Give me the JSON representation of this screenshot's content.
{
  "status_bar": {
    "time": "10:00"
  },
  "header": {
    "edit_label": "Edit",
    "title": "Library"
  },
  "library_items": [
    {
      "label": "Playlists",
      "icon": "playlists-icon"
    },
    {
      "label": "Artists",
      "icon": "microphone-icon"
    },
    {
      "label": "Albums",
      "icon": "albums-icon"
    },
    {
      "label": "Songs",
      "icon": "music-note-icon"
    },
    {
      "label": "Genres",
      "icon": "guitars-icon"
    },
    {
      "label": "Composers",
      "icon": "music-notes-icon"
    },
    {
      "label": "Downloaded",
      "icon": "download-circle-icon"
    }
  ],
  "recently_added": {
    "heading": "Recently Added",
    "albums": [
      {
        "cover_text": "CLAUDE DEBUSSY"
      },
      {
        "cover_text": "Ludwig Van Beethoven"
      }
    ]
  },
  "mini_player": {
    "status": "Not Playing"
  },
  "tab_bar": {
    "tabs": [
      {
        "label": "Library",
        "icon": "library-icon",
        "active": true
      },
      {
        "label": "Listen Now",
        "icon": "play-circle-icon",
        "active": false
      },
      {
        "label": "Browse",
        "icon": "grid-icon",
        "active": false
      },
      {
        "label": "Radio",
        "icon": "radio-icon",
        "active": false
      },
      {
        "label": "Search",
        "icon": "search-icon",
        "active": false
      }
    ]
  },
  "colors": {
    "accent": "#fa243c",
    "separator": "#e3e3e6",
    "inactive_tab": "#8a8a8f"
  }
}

******************************

What the exercise asks: The entries above must be returned exactly.

Output of the exercise:
Give me the JSON representation of this screenshot's content.
{
  "status_bar": {
    "time": "10:00"
  },
  "header": {
    "edit_label": "Edit",
    "title": "Library"
  },
  "library_items": [
    {
      "label": "Playlists",
      "icon": "playlists-icon"
    },
    {
      "label": "Artists",
      "icon": "microphone-icon"
    },
    {
      "label": "Albums",
      "icon": "albums-icon"
    },
    {
      "label": "Songs",
      "icon": "music-note-icon"
    },
    {
      "label": "Genres",
      "icon": "guitars-icon"
    },
    {
      "label": "Composers",
      "icon": "music-notes-icon"
    },
    {
      "label": "Downloaded",
      "icon": "download-circle-icon"
    }
  ],
  "recently_added": {
    "heading": "Recently Added",
    "albums": [
      {
        "cover_text": "CLAUDE DEBUSSY"
      },
      {
        "cover_text": "Ludwig Van Beethoven"
      }
    ]
  },
  "mini_player": {
    "status": "Not Playing"
  },
  "tab_bar": {
    "tabs": [
      {
        "label": "Library",
        "icon": "library-icon",
        "active": true
      },
      {
        "label": "Listen Now",
        "icon": "play-circle-icon",
        "active": false
      },
      {
        "label": "Browse",
        "icon": "grid-icon",
        "active": false
      },
      {
        "label": "Radio",
        "icon": "radio-icon",
        "active": false
      },
      {
        "label": "Search",
        "icon": "search-icon",
        "active": false
      }
    ]
  },
  "colors": {
    "accent": "#fa243c",
    "separator": "#e3e3e6",
    "inactive_tab": "#8a8a8f"
  }
}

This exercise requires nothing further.